[What needs to be done] In the entries between the line containing "reference-title: 石灰石、白云石化学分析方法 氧化铝量的测定(GB/T" and the line containing "reference-item: [134, 781, 1058, 812]", inclusive, swap "reference-code" for "standard-number". Reproduce only those lines, with everything else unchanged.

(Rows from a layout dataset)
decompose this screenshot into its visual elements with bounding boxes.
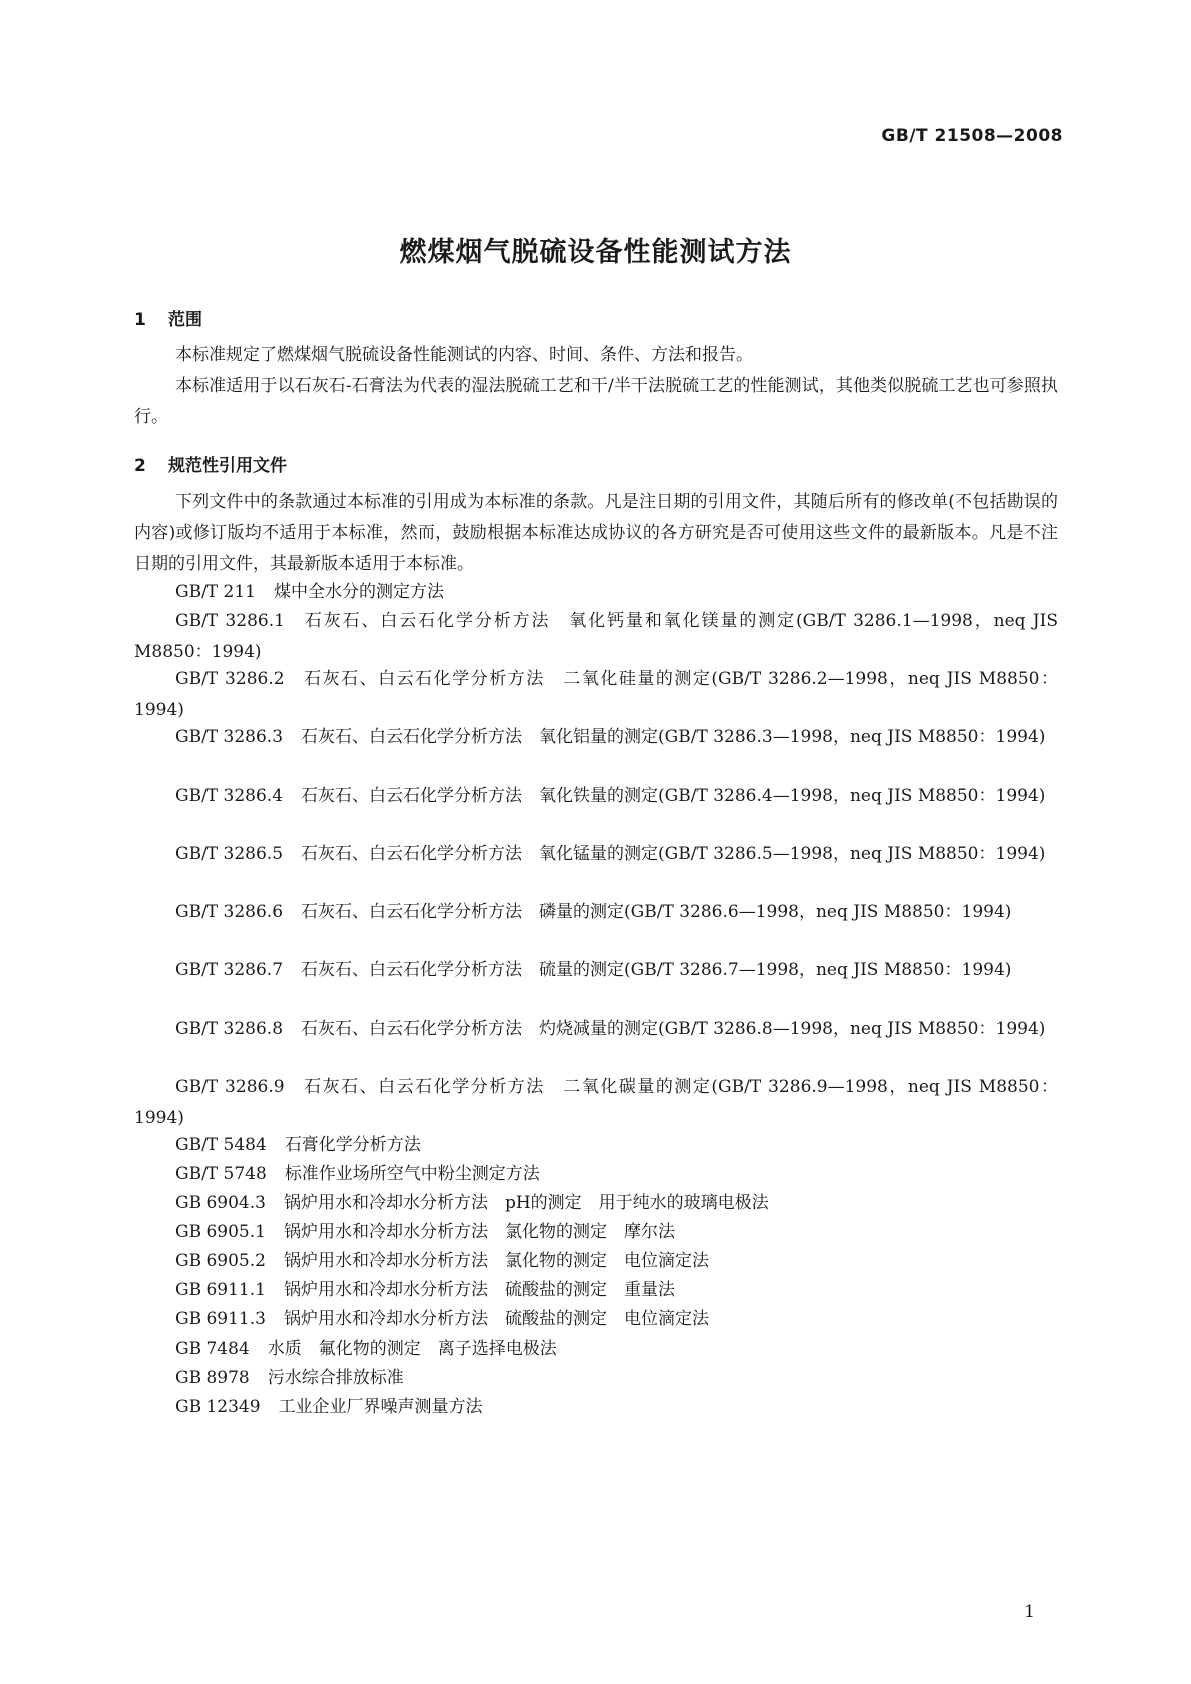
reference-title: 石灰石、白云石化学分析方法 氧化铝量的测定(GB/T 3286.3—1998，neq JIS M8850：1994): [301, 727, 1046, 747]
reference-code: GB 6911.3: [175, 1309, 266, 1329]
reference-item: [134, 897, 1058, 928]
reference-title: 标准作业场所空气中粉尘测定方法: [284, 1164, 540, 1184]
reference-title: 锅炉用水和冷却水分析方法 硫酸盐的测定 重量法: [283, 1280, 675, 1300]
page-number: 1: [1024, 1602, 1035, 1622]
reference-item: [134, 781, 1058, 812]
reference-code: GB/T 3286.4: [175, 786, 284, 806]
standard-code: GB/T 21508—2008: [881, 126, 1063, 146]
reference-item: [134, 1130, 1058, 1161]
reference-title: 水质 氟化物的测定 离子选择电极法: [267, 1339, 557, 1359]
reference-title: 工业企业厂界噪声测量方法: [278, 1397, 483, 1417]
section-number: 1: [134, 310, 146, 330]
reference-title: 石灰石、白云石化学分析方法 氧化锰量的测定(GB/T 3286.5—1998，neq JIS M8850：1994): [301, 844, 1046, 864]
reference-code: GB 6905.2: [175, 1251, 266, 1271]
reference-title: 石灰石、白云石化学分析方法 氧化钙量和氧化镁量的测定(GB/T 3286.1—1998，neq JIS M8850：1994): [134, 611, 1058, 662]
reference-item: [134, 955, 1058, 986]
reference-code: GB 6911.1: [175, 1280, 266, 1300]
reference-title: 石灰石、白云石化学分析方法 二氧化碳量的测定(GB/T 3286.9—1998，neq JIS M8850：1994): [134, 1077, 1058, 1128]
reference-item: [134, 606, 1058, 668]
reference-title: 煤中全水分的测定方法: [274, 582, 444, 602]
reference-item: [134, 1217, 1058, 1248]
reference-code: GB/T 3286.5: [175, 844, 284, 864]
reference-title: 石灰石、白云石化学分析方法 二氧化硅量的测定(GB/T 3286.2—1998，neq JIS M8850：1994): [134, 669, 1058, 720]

[Output for this exercise]
reference-title: 石灰石、白云石化学分析方法 氧化铝量的测定(GB/T 3286.3—1998，neq JIS M8850：1994): [301, 727, 1046, 747]
standard-number: GB 6911.3: [175, 1309, 266, 1329]
reference-item: [134, 897, 1058, 928]
reference-title: 标准作业场所空气中粉尘测定方法: [284, 1164, 540, 1184]
reference-title: 锅炉用水和冷却水分析方法 硫酸盐的测定 重量法: [283, 1280, 675, 1300]
page-number: 1: [1024, 1602, 1035, 1622]
reference-item: [134, 781, 1058, 812]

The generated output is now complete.